Supplied material:
::::
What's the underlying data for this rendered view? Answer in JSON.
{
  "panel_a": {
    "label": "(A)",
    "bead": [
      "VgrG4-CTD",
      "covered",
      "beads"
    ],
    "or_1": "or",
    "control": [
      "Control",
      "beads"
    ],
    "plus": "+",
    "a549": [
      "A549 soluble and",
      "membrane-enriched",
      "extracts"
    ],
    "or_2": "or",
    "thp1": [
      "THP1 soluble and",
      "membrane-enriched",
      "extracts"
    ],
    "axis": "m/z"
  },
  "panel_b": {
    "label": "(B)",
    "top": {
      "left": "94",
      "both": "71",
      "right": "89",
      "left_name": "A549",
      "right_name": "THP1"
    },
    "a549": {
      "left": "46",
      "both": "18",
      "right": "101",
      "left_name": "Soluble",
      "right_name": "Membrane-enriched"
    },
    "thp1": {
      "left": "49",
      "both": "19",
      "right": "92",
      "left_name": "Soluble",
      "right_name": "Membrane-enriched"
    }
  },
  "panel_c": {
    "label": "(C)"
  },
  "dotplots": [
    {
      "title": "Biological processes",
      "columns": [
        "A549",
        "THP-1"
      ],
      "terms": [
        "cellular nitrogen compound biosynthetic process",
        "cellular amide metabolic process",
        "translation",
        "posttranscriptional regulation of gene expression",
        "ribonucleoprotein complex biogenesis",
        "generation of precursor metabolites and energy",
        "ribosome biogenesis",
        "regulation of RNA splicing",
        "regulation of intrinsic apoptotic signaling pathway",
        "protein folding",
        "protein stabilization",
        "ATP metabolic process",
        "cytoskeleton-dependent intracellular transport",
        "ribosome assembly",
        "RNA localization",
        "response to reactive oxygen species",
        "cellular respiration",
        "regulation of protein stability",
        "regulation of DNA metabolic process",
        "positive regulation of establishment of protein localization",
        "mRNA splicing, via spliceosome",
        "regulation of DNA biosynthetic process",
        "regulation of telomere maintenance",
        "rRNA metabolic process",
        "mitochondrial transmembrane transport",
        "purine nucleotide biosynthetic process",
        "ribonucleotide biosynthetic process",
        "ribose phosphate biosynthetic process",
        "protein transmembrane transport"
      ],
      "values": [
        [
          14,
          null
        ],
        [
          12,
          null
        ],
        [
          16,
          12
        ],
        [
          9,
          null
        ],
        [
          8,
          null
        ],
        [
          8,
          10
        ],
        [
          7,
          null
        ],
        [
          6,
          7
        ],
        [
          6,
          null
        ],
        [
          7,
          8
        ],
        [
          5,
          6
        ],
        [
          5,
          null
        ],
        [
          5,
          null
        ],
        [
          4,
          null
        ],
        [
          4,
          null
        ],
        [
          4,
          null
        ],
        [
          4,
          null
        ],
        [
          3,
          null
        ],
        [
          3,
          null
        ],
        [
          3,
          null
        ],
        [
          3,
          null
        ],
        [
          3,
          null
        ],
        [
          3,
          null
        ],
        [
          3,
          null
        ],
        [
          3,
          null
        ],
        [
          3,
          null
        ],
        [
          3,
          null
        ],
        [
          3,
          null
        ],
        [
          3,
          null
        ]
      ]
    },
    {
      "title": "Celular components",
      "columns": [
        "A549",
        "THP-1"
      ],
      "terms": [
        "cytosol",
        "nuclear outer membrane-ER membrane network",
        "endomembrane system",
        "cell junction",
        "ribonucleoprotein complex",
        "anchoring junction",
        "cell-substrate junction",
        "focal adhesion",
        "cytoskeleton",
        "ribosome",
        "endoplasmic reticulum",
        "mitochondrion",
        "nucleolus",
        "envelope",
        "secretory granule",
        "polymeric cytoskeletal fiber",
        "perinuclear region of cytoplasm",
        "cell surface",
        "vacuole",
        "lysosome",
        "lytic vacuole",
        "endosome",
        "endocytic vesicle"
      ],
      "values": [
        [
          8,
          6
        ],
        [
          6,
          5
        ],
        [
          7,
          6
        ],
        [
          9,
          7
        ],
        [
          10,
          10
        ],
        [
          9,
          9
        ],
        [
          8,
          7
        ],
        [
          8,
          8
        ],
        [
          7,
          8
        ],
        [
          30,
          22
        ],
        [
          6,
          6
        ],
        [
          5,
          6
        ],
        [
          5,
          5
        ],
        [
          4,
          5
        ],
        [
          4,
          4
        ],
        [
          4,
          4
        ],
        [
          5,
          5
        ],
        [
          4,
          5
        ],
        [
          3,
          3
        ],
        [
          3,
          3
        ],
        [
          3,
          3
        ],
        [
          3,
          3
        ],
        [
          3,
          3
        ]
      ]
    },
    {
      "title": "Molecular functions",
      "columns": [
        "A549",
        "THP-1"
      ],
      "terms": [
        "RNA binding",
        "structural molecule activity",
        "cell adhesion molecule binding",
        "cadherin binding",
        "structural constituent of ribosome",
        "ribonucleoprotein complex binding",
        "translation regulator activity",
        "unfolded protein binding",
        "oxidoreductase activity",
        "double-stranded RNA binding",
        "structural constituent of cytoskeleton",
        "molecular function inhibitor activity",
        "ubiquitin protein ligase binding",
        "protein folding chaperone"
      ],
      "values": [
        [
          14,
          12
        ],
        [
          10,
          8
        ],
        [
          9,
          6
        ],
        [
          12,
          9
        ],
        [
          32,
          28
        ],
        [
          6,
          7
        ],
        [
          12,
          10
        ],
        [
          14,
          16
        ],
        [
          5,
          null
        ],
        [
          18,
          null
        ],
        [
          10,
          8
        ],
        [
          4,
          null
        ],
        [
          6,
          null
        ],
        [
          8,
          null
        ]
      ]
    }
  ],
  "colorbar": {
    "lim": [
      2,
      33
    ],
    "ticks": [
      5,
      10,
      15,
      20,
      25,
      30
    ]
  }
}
::::
Work to complete:
The entire listing needs to be output again, exactly, please.

Answer to this exercise:
What's the underlying data for this rendered view? Answer in JSON.
{
  "panel_a": {
    "label": "(A)",
    "bead": [
      "VgrG4-CTD",
      "covered",
      "beads"
    ],
    "or_1": "or",
    "control": [
      "Control",
      "beads"
    ],
    "plus": "+",
    "a549": [
      "A549 soluble and",
      "membrane-enriched",
      "extracts"
    ],
    "or_2": "or",
    "thp1": [
      "THP1 soluble and",
      "membrane-enriched",
      "extracts"
    ],
    "axis": "m/z"
  },
  "panel_b": {
    "label": "(B)",
    "top": {
      "left": "94",
      "both": "71",
      "right": "89",
      "left_name": "A549",
      "right_name": "THP1"
    },
    "a549": {
      "left": "46",
      "both": "18",
      "right": "101",
      "left_name": "Soluble",
      "right_name": "Membrane-enriched"
    },
    "thp1": {
      "left": "49",
      "both": "19",
      "right": "92",
      "left_name": "Soluble",
      "right_name": "Membrane-enriched"
    }
  },
  "panel_c": {
    "label": "(C)"
  },
  "dotplots": [
    {
      "title": "Biological processes",
      "columns": [
        "A549",
        "THP-1"
      ],
      "terms": [
        "cellular nitrogen compound biosynthetic process",
        "cellular amide metabolic process",
        "translation",
        "posttranscriptional regulation of gene expression",
        "ribonucleoprotein complex biogenesis",
        "generation of precursor metabolites and energy",
        "ribosome biogenesis",
        "regulation of RNA splicing",
        "regulation of intrinsic apoptotic signaling pathway",
        "protein folding",
        "protein stabilization",
        "ATP metabolic process",
        "cytoskeleton-dependent intracellular transport",
        "ribosome assembly",
        "RNA localization",
        "response to reactive oxygen species",
        "cellular respiration",
        "regulation of protein stability",
        "regulation of DNA metabolic process",
        "positive regulation of establishment of protein localization",
        "mRNA splicing, via spliceosome",
        "regulation of DNA biosynthetic process",
        "regulation of telomere maintenance",
        "rRNA metabolic process",
        "mitochondrial transmembrane transport",
        "purine nucleotide biosynthetic process",
        "ribonucleotide biosynthetic process",
        "ribose phosphate biosynthetic process",
        "protein transmembrane transport"
      ],
      "values": [
        [
          14,
          null
        ],
        [
          12,
          null
        ],
        [
          16,
          12
        ],
        [
          9,
          null
        ],
        [
          8,
          null
        ],
        [
          8,
          10
        ],
        [
          7,
          null
        ],
        [
          6,
          7
        ],
        [
          6,
          null
        ],
        [
          7,
          8
        ],
        [
          5,
          6
        ],
        [
          5,
          null
        ],
        [
          5,
          null
        ],
        [
          4,
          null
        ],
        [
          4,
          null
        ],
        [
          4,
          null
        ],
        [
          4,
          null
        ],
        [
          3,
          null
        ],
        [
          3,
          null
        ],
        [
          3,
          null
        ],
        [
          3,
          null
        ],
        [
          3,
          null
        ],
        [
          3,
          null
        ],
        [
          3,
          null
        ],
        [
          3,
          null
        ],
        [
          3,
          null
        ],
        [
          3,
          null
        ],
        [
          3,
          null
        ],
        [
          3,
          null
        ]
      ]
    },
    {
      "title": "Celular components",
      "columns": [
        "A549",
        "THP-1"
      ],
      "terms": [
        "cytosol",
        "nuclear outer membrane-ER membrane network",
        "endomembrane system",
        "cell junction",
        "ribonucleoprotein complex",
        "anchoring junction",
        "cell-substrate junction",
        "focal adhesion",
        "cytoskeleton",
        "ribosome",
        "endoplasmic reticulum",
        "mitochondrion",
        "nucleolus",
        "envelope",
        "secretory granule",
        "polymeric cytoskeletal fiber",
        "perinuclear region of cytoplasm",
        "cell surface",
        "vacuole",
        "lysosome",
        "lytic vacuole",
        "endosome",
        "endocytic vesicle"
      ],
      "values": [
        [
          8,
          6
        ],
        [
          6,
          5
        ],
        [
          7,
          6
        ],
        [
          9,
          7
        ],
        [
          10,
          10
        ],
        [
          9,
          9
        ],
        [
          8,
          7
        ],
        [
          8,
          8
        ],
        [
          7,
          8
        ],
        [
          30,
          22
        ],
        [
          6,
          6
        ],
        [
          5,
          6
        ],
        [
          5,
          5
        ],
        [
          4,
          5
        ],
        [
          4,
          4
        ],
        [
          4,
          4
        ],
        [
          5,
          5
        ],
        [
          4,
          5
        ],
        [
          3,
          3
        ],
        [
          3,
          3
        ],
        [
          3,
          3
        ],
        [
          3,
          3
        ],
        [
          3,
          3
        ]
      ]
    },
    {
      "title": "Molecular functions",
      "columns": [
        "A549",
        "THP-1"
      ],
      "terms": [
        "RNA binding",
        "structural molecule activity",
        "cell adhesion molecule binding",
        "cadherin binding",
        "structural constituent of ribosome",
        "ribonucleoprotein complex binding",
        "translation regulator activity",
        "unfolded protein binding",
        "oxidoreductase activity",
        "double-stranded RNA binding",
        "structural constituent of cytoskeleton",
        "molecular function inhibitor activity",
        "ubiquitin protein ligase binding",
        "protein folding chaperone"
      ],
      "values": [
        [
          14,
          12
        ],
        [
          10,
          8
        ],
        [
          9,
          6
        ],
        [
          12,
          9
        ],
        [
          32,
          28
        ],
        [
          6,
          7
        ],
        [
          12,
          10
        ],
        [
          14,
          16
        ],
        [
          5,
          null
        ],
        [
          18,
          null
        ],
        [
          10,
          8
        ],
        [
          4,
          null
        ],
        [
          6,
          null
        ],
        [
          8,
          null
        ]
      ]
    }
  ],
  "colorbar": {
    "lim": [
      2,
      33
    ],
    "ticks": [
      5,
      10,
      15,
      20,
      25,
      30
    ]
  }
}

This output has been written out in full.